(Task objective): Reproduce all records exactly.

· · · · · · ·

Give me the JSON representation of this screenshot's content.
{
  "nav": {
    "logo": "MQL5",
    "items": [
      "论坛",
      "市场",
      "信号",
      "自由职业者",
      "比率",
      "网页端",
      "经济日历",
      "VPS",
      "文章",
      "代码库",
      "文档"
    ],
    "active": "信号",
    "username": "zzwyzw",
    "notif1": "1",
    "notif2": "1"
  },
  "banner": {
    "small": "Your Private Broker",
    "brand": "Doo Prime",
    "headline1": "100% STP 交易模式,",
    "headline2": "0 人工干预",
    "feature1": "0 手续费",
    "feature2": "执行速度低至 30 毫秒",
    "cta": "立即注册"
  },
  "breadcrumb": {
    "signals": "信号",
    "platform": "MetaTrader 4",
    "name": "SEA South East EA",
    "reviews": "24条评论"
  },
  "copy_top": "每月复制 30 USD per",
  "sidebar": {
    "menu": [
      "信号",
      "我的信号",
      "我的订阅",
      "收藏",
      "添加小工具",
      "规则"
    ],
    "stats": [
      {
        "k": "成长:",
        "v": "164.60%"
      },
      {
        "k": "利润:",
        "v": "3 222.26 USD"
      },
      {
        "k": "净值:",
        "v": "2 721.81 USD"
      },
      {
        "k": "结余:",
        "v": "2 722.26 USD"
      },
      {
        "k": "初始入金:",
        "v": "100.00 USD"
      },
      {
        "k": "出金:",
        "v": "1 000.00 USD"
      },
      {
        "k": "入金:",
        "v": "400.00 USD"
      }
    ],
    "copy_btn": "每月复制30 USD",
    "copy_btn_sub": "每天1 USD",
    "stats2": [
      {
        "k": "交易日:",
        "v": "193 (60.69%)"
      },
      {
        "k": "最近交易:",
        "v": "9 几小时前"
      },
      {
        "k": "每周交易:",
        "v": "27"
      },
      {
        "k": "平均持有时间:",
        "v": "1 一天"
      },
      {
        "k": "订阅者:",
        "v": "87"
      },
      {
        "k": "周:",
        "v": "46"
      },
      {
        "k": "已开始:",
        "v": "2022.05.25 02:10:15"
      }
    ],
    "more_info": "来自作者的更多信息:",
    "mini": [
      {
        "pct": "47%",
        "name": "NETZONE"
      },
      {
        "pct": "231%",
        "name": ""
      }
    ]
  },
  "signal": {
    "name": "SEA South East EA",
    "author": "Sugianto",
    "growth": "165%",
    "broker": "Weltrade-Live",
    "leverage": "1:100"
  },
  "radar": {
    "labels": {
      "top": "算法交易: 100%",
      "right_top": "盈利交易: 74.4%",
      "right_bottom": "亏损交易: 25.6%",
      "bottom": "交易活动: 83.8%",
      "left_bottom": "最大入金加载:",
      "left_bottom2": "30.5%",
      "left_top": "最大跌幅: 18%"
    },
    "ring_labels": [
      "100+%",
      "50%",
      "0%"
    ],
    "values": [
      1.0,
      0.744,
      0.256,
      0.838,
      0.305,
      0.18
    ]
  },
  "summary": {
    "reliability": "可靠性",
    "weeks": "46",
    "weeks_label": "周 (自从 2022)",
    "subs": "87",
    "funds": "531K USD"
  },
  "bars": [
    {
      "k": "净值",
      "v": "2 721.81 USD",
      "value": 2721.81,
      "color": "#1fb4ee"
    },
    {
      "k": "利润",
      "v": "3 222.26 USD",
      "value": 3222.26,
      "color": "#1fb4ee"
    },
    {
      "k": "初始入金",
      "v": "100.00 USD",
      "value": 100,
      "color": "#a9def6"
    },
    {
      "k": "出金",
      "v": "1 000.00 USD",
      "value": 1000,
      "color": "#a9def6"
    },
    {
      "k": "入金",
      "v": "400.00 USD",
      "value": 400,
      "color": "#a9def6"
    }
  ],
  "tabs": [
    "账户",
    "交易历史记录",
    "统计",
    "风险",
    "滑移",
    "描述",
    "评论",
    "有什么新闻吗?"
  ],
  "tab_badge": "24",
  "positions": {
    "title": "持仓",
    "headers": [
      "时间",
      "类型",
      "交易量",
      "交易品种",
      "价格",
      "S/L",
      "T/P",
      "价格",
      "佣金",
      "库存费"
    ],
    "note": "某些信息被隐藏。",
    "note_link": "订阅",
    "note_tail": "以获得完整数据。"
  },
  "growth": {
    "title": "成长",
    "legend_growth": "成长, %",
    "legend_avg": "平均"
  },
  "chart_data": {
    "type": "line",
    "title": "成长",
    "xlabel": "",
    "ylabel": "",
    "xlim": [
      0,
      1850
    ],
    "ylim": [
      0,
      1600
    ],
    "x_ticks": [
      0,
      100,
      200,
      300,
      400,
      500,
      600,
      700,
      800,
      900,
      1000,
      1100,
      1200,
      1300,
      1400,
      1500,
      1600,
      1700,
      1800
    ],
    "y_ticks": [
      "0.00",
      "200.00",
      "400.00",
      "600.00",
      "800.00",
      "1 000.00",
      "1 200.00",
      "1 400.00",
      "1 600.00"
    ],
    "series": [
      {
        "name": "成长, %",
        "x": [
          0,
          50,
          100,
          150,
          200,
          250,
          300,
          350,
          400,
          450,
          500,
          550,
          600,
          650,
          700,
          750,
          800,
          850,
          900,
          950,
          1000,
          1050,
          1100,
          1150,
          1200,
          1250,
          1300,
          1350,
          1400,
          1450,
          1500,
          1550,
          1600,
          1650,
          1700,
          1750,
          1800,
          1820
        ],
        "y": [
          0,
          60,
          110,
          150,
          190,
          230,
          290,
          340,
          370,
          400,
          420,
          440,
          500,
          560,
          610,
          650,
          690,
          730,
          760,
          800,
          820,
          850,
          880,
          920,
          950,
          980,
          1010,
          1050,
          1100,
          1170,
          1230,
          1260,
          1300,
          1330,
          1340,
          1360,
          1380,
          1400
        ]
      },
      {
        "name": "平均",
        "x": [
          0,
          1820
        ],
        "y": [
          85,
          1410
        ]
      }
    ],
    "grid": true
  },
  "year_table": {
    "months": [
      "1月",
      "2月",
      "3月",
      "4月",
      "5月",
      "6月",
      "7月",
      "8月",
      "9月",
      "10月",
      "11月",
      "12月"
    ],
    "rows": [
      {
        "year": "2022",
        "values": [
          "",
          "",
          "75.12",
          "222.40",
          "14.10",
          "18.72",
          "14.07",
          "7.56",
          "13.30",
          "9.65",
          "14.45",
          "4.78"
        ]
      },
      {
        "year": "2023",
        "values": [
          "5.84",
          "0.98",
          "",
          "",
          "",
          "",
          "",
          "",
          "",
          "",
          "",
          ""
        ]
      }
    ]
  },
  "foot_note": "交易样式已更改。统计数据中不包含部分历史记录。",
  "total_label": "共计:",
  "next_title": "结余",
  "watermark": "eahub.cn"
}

· · · · · · ·

(Result for this task):
Give me the JSON representation of this screenshot's content.
{
  "nav": {
    "logo": "MQL5",
    "items": [
      "论坛",
      "市场",
      "信号",
      "自由职业者",
      "比率",
      "网页端",
      "经济日历",
      "VPS",
      "文章",
      "代码库",
      "文档"
    ],
    "active": "信号",
    "username": "zzwyzw",
    "notif1": "1",
    "notif2": "1"
  },
  "banner": {
    "small": "Your Private Broker",
    "brand": "Doo Prime",
    "headline1": "100% STP 交易模式,",
    "headline2": "0 人工干预",
    "feature1": "0 手续费",
    "feature2": "执行速度低至 30 毫秒",
    "cta": "立即注册"
  },
  "breadcrumb": {
    "signals": "信号",
    "platform": "MetaTrader 4",
    "name": "SEA South East EA",
    "reviews": "24条评论"
  },
  "copy_top": "每月复制 30 USD per",
  "sidebar": {
    "menu": [
      "信号",
      "我的信号",
      "我的订阅",
      "收藏",
      "添加小工具",
      "规则"
    ],
    "stats": [
      {
        "k": "成长:",
        "v": "164.60%"
      },
      {
        "k": "利润:",
        "v": "3 222.26 USD"
      },
      {
        "k": "净值:",
        "v": "2 721.81 USD"
      },
      {
        "k": "结余:",
        "v": "2 722.26 USD"
      },
      {
        "k": "初始入金:",
        "v": "100.00 USD"
      },
      {
        "k": "出金:",
        "v": "1 000.00 USD"
      },
      {
        "k": "入金:",
        "v": "400.00 USD"
      }
    ],
    "copy_btn": "每月复制30 USD",
    "copy_btn_sub": "每天1 USD",
    "stats2": [
      {
        "k": "交易日:",
        "v": "193 (60.69%)"
      },
      {
        "k": "最近交易:",
        "v": "9 几小时前"
      },
      {
        "k": "每周交易:",
        "v": "27"
      },
      {
        "k": "平均持有时间:",
        "v": "1 一天"
      },
      {
        "k": "订阅者:",
        "v": "87"
      },
      {
        "k": "周:",
        "v": "46"
      },
      {
        "k": "已开始:",
        "v": "2022.05.25 02:10:15"
      }
    ],
    "more_info": "来自作者的更多信息:",
    "mini": [
      {
        "pct": "47%",
        "name": "NETZONE"
      },
      {
        "pct": "231%",
        "name": ""
      }
    ]
  },
  "signal": {
    "name": "SEA South East EA",
    "author": "Sugianto",
    "growth": "165%",
    "broker": "Weltrade-Live",
    "leverage": "1:100"
  },
  "radar": {
    "labels": {
      "top": "算法交易: 100%",
      "right_top": "盈利交易: 74.4%",
      "right_bottom": "亏损交易: 25.6%",
      "bottom": "交易活动: 83.8%",
      "left_bottom": "最大入金加载:",
      "left_bottom2": "30.5%",
      "left_top": "最大跌幅: 18%"
    },
    "ring_labels": [
      "100+%",
      "50%",
      "0%"
    ],
    "values": [
      1.0,
      0.744,
      0.256,
      0.838,
      0.305,
      0.18
    ]
  },
  "summary": {
    "reliability": "可靠性",
    "weeks": "46",
    "weeks_label": "周 (自从 2022)",
    "subs": "87",
    "funds": "531K USD"
  },
  "bars": [
    {
      "k": "净值",
      "v": "2 721.81 USD",
      "value": 2721.81,
      "color": "#1fb4ee"
    },
    {
      "k": "利润",
      "v": "3 222.26 USD",
      "value": 3222.26,
      "color": "#1fb4ee"
    },
    {
      "k": "初始入金",
      "v": "100.00 USD",
      "value": 100,
      "color": "#a9def6"
    },
    {
      "k": "出金",
      "v": "1 000.00 USD",
      "value": 1000,
      "color": "#a9def6"
    },
    {
      "k": "入金",
      "v": "400.00 USD",
      "value": 400,
      "color": "#a9def6"
    }
  ],
  "tabs": [
    "账户",
    "交易历史记录",
    "统计",
    "风险",
    "滑移",
    "描述",
    "评论",
    "有什么新闻吗?"
  ],
  "tab_badge": "24",
  "positions": {
    "title": "持仓",
    "headers": [
      "时间",
      "类型",
      "交易量",
      "交易品种",
      "价格",
      "S/L",
      "T/P",
      "价格",
      "佣金",
      "库存费"
    ],
    "note": "某些信息被隐藏。",
    "note_link": "订阅",
    "note_tail": "以获得完整数据。"
  },
  "growth": {
    "title": "成长",
    "legend_growth": "成长, %",
    "legend_avg": "平均"
  },
  "chart_data": {
    "type": "line",
    "title": "成长",
    "xlabel": "",
    "ylabel": "",
    "xlim": [
      0,
      1850
    ],
    "ylim": [
      0,
      1600
    ],
    "x_ticks": [
      0,
      100,
      200,
      300,
      400,
      500,
      600,
      700,
      800,
      900,
      1000,
      1100,
      1200,
      1300,
      1400,
      1500,
      1600,
      1700,
      1800
    ],
    "y_ticks": [
      "0.00",
      "200.00",
      "400.00",
      "600.00",
      "800.00",
      "1 000.00",
      "1 200.00",
      "1 400.00",
      "1 600.00"
    ],
    "series": [
      {
        "name": "成长, %",
        "x": [
          0,
          50,
          100,
          150,
          200,
          250,
          300,
          350,
          400,
          450,
          500,
          550,
          600,
          650,
          700,
          750,
          800,
          850,
          900,
          950,
          1000,
          1050,
          1100,
          1150,
          1200,
          1250,
          1300,
          1350,
          1400,
          1450,
          1500,
          1550,
          1600,
          1650,
          1700,
          1750,
          1800,
          1820
        ],
        "y": [
          0,
          60,
          110,
          150,
          190,
          230,
          290,
          340,
          370,
          400,
          420,
          440,
          500,
          560,
          610,
          650,
          690,
          730,
          760,
          800,
          820,
          850,
          880,
          920,
          950,
          980,
          1010,
          1050,
          1100,
          1170,
          1230,
          1260,
          1300,
          1330,
          1340,
          1360,
          1380,
          1400
        ]
      },
      {
        "name": "平均",
        "x": [
          0,
          1820
        ],
        "y": [
          85,
          1410
        ]
      }
    ],
    "grid": true
  },
  "year_table": {
    "months": [
      "1月",
      "2月",
      "3月",
      "4月",
      "5月",
      "6月",
      "7月",
      "8月",
      "9月",
      "10月",
      "11月",
      "12月"
    ],
    "rows": [
      {
        "year": "2022",
        "values": [
          "",
          "",
          "75.12",
          "222.40",
          "14.10",
          "18.72",
          "14.07",
          "7.56",
          "13.30",
          "9.65",
          "14.45",
          "4.78"
        ]
      },
      {
        "year": "2023",
        "values": [
          "5.84",
          "0.98",
          "",
          "",
          "",
          "",
          "",
          "",
          "",
          "",
          "",
          ""
        ]
      }
    ]
  },
  "foot_note": "交易样式已更改。统计数据中不包含部分历史记录。",
  "total_label": "共计:",
  "next_title": "结余",
  "watermark": "eahub.cn"
}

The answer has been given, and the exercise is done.